Lines of data:
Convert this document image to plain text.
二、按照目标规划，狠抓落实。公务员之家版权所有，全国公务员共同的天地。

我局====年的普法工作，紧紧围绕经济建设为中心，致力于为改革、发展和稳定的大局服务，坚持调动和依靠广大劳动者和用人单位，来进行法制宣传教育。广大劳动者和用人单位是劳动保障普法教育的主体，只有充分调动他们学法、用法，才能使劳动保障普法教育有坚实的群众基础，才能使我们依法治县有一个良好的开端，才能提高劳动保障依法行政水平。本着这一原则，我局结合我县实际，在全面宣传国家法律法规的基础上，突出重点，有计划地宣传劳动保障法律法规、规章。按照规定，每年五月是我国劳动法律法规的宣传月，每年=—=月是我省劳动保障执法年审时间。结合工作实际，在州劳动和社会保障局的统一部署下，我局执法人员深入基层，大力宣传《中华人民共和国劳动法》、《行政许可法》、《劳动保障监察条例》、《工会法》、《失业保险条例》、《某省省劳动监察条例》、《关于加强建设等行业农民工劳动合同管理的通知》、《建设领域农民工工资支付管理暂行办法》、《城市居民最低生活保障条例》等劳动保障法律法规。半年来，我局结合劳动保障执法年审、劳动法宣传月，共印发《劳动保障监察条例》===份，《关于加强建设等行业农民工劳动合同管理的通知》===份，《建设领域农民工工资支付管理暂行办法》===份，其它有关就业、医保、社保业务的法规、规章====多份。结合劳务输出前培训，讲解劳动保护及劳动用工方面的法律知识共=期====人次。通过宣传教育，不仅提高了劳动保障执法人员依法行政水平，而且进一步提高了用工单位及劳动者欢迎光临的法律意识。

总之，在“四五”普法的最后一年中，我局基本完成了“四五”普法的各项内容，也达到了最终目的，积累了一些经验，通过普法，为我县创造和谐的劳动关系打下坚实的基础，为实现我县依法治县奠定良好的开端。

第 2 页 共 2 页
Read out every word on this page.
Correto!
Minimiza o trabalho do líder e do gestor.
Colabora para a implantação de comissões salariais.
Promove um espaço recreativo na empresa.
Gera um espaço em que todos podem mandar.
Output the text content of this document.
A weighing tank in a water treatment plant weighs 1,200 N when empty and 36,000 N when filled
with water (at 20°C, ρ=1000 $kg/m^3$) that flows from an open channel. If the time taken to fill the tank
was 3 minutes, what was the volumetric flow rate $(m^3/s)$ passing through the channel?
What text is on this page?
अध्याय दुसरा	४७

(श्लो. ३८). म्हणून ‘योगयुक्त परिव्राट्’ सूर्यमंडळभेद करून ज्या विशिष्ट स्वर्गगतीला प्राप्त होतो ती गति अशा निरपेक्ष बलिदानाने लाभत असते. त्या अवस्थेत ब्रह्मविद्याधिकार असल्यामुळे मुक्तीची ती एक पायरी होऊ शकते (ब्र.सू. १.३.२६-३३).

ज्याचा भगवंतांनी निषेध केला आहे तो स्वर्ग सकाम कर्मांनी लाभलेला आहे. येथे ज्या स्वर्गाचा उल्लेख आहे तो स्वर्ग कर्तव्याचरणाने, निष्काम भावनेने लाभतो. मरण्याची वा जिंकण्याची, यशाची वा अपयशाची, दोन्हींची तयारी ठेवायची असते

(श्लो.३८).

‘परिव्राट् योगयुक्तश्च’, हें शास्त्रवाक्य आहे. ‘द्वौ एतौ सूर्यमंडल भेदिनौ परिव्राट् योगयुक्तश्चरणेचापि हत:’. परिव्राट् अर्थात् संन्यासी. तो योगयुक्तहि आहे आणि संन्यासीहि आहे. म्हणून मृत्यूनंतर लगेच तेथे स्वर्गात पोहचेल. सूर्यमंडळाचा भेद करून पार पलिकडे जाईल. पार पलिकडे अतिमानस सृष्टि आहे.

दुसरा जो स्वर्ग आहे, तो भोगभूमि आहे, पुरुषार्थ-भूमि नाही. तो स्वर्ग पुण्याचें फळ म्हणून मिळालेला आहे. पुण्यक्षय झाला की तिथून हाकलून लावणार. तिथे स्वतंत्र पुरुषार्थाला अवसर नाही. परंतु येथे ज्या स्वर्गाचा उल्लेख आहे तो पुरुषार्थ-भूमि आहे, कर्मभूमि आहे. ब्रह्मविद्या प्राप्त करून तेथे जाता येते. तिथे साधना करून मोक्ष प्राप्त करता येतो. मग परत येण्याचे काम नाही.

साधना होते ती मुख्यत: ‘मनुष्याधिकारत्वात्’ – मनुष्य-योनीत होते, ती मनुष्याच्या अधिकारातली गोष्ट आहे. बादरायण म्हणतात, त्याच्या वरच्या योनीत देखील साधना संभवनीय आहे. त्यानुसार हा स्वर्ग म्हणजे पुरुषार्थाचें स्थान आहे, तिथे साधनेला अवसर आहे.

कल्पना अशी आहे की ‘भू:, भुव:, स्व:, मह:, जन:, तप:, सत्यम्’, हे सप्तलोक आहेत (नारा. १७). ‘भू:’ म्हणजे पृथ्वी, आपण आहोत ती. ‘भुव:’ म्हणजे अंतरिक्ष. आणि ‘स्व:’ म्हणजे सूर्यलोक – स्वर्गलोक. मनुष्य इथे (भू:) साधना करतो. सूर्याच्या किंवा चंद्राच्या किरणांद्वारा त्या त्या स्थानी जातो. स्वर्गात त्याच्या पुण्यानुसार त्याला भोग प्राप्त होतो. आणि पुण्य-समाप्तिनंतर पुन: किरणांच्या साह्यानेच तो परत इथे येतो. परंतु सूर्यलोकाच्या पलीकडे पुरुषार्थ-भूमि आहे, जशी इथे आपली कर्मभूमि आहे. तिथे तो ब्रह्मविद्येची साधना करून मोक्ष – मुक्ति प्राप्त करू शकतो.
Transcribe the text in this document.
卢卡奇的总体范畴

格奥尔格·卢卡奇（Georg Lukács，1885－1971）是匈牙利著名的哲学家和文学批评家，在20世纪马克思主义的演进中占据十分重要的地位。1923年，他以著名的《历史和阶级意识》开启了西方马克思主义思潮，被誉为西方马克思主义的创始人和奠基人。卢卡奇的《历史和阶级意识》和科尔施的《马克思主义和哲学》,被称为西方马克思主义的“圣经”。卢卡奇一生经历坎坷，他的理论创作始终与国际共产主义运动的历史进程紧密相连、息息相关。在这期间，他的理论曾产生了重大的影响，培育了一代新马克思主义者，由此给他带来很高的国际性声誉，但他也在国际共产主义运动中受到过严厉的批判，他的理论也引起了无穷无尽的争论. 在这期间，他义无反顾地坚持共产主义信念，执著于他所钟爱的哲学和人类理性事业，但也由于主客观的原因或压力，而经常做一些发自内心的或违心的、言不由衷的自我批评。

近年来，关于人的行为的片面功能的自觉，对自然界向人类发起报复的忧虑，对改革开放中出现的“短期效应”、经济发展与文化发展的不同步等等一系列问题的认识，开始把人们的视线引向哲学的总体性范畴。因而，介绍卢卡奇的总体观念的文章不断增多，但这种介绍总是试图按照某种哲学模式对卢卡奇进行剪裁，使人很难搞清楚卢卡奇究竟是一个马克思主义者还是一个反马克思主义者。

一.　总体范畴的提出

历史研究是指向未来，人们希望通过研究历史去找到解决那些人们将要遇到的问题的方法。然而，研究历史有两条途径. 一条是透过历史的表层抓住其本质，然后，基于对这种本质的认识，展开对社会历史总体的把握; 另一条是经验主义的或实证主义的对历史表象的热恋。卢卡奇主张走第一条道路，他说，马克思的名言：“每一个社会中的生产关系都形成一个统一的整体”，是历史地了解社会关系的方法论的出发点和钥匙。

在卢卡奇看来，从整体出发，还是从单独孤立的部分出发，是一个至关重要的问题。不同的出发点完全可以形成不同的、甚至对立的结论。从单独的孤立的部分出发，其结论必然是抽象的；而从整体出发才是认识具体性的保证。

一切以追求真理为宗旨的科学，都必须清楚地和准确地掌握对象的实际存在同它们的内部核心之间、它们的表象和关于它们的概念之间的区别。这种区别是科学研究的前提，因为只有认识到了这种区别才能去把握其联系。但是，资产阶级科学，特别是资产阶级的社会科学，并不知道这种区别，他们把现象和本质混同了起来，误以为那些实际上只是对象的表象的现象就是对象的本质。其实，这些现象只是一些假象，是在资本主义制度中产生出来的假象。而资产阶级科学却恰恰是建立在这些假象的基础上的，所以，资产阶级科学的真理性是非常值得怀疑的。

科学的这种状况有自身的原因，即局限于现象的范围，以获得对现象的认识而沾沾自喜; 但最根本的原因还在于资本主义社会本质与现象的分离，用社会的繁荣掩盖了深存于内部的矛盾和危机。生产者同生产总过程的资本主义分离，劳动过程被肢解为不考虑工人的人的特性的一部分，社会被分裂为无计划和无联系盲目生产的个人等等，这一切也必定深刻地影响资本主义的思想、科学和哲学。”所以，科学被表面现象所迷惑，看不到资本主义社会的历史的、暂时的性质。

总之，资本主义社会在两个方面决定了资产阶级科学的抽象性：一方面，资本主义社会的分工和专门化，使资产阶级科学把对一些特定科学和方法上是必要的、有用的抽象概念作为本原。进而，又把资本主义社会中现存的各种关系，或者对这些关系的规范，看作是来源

WHAT NEEDS TO BE DONE: Only lines with the word "water" should be collected from the material.

THE RESULT:
A weighing tank in a water treatment plant weighs 1,200 N when empty and 36,000 N when filled
with water (at 20°C, ρ=1000 $kg/m^3$) that flows from an open channel. If the time taken to fill the tank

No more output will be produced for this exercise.